[Figure data in JSON]
____

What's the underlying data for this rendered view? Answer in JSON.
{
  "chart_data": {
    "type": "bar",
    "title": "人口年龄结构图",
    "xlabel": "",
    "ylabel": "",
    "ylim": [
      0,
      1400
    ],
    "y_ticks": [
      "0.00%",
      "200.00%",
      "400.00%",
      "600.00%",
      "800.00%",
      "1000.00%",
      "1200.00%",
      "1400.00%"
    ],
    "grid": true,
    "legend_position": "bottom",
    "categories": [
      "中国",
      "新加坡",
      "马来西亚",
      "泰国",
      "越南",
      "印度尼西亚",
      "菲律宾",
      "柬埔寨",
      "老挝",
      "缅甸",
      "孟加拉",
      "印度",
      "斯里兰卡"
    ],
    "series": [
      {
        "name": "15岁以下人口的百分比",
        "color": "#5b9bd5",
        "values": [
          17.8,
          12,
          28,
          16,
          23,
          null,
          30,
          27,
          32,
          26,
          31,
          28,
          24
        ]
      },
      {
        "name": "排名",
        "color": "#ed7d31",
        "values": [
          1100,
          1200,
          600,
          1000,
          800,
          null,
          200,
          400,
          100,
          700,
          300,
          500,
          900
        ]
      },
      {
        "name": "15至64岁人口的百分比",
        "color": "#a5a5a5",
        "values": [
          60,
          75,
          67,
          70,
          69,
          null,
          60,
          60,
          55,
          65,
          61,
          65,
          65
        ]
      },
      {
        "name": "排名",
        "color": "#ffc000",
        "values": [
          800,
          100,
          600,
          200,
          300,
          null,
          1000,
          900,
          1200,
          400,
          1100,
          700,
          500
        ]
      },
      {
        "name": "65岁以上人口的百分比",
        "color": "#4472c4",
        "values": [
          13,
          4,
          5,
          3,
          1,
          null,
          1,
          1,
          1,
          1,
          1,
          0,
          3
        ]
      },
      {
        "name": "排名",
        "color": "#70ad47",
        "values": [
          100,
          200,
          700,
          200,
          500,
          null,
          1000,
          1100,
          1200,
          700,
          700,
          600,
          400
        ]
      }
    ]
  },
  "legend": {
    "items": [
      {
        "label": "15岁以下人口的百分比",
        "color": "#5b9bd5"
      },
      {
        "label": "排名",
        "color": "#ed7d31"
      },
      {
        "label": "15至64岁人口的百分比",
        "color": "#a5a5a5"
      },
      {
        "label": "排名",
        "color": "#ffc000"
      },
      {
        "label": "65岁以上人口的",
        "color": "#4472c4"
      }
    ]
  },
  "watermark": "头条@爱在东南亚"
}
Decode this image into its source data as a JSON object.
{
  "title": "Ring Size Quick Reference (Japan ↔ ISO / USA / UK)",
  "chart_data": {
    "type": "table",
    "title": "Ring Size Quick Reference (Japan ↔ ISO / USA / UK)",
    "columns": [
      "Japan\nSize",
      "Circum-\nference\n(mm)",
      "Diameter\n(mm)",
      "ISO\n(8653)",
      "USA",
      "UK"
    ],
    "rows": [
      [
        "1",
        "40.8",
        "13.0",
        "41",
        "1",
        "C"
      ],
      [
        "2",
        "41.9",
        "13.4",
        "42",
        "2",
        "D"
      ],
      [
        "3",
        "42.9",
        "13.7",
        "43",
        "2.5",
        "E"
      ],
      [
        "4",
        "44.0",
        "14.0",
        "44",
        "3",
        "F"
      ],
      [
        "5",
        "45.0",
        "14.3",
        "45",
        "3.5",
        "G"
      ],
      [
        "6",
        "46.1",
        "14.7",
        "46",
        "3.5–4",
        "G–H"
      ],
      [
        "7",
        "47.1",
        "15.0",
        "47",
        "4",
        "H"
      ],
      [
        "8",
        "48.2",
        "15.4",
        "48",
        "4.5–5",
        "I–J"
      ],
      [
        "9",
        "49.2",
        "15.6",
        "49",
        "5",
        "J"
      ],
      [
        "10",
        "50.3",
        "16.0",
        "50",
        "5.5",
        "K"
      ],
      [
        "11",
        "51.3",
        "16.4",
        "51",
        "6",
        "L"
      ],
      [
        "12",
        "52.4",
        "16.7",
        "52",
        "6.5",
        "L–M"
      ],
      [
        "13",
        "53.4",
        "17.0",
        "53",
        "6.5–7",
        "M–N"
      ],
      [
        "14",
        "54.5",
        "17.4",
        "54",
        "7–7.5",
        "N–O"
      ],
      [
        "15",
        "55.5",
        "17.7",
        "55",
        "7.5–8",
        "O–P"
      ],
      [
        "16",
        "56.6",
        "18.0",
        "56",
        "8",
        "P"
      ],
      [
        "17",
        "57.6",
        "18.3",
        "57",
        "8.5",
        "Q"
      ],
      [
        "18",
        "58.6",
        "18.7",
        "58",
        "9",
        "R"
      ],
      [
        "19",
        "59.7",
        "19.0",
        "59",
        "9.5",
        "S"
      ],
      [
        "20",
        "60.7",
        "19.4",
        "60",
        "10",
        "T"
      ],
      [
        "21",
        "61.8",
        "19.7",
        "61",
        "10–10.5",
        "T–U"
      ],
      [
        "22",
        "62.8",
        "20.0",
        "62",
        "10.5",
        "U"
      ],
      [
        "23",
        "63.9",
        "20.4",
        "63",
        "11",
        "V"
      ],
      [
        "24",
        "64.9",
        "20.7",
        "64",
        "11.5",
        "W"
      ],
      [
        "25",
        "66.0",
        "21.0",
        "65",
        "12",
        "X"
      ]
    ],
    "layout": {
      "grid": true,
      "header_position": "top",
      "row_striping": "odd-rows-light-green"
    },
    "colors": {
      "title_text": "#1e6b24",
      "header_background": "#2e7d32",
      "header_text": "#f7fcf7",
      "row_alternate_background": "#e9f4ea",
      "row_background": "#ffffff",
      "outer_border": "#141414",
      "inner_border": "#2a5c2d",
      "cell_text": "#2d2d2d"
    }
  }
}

____

Make a list of all lines in the data that contain "rows".

EXERCISE SOLUTION:
    "rows": [
      "row_striping": "odd-rows-light-green"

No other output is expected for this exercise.